PROBLEM TO WORK ON> Repeat the listing exactly as given, omitting every image.

DATA ENTRIES>
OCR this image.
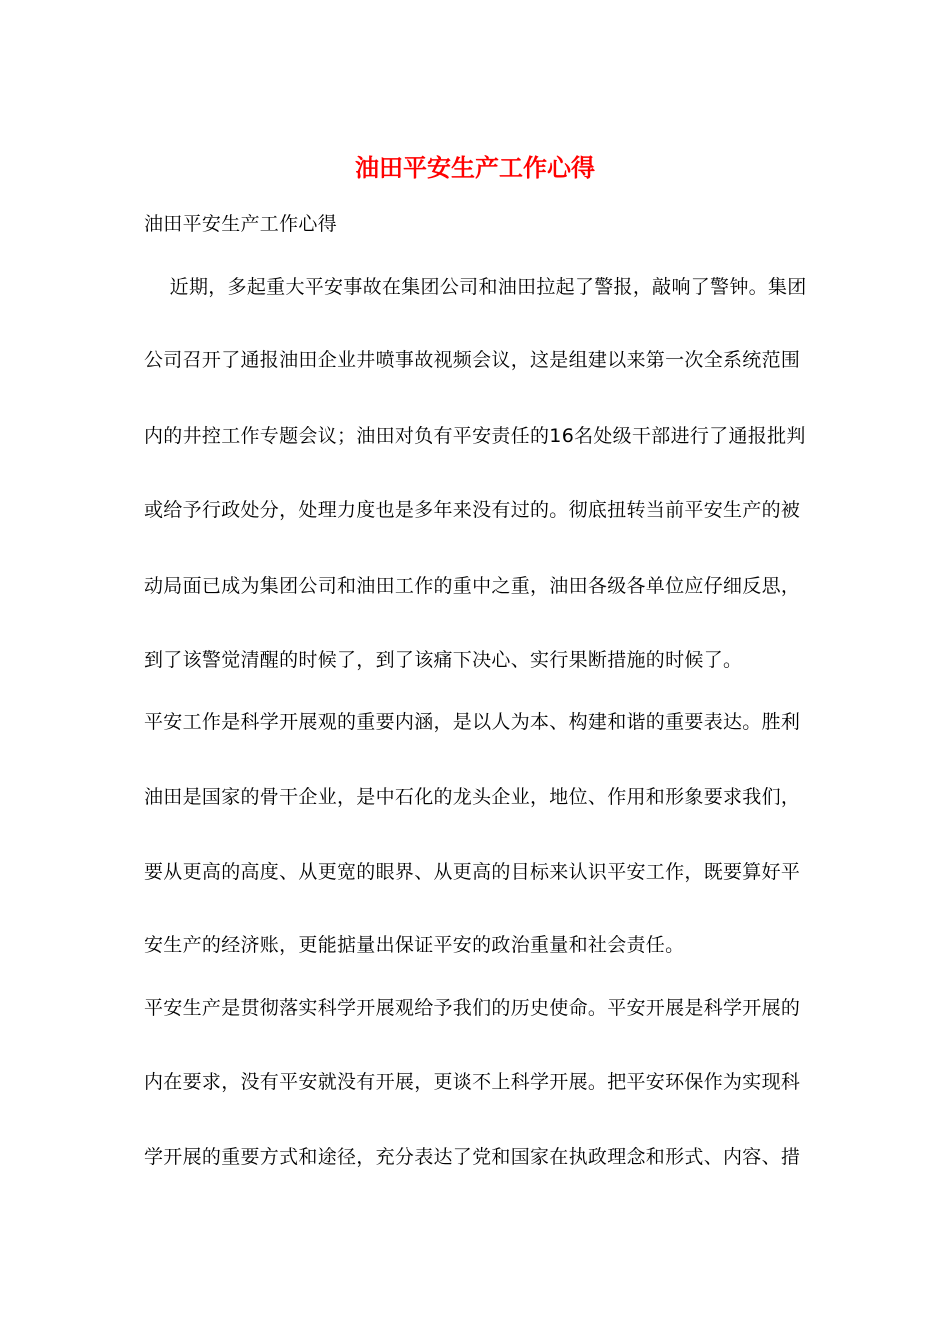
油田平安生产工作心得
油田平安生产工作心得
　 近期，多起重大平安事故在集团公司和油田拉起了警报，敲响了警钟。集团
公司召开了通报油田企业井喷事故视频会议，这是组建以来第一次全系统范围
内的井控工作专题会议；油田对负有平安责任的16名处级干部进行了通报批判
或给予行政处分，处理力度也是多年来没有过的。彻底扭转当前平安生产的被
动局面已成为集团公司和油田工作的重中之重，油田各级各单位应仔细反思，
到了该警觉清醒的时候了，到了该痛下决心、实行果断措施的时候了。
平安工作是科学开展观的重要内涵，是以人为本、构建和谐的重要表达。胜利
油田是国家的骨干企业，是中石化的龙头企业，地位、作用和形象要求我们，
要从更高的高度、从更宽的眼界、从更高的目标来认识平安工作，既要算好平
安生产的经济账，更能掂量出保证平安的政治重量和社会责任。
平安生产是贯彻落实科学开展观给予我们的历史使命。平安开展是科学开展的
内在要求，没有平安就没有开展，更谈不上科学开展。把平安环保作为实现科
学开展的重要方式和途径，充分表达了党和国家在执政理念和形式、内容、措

COMPLETE OUTPUT>
OCR this image.
油田平安生产工作心得
油田平安生产工作心得
　 近期，多起重大平安事故在集团公司和油田拉起了警报，敲响了警钟。集团
公司召开了通报油田企业井喷事故视频会议，这是组建以来第一次全系统范围
内的井控工作专题会议；油田对负有平安责任的16名处级干部进行了通报批判
或给予行政处分，处理力度也是多年来没有过的。彻底扭转当前平安生产的被
动局面已成为集团公司和油田工作的重中之重，油田各级各单位应仔细反思，
到了该警觉清醒的时候了，到了该痛下决心、实行果断措施的时候了。
平安工作是科学开展观的重要内涵，是以人为本、构建和谐的重要表达。胜利
油田是国家的骨干企业，是中石化的龙头企业，地位、作用和形象要求我们，
要从更高的高度、从更宽的眼界、从更高的目标来认识平安工作，既要算好平
安生产的经济账，更能掂量出保证平安的政治重量和社会责任。
平安生产是贯彻落实科学开展观给予我们的历史使命。平安开展是科学开展的
内在要求，没有平安就没有开展，更谈不上科学开展。把平安环保作为实现科
学开展的重要方式和途径，充分表达了党和国家在执政理念和形式、内容、措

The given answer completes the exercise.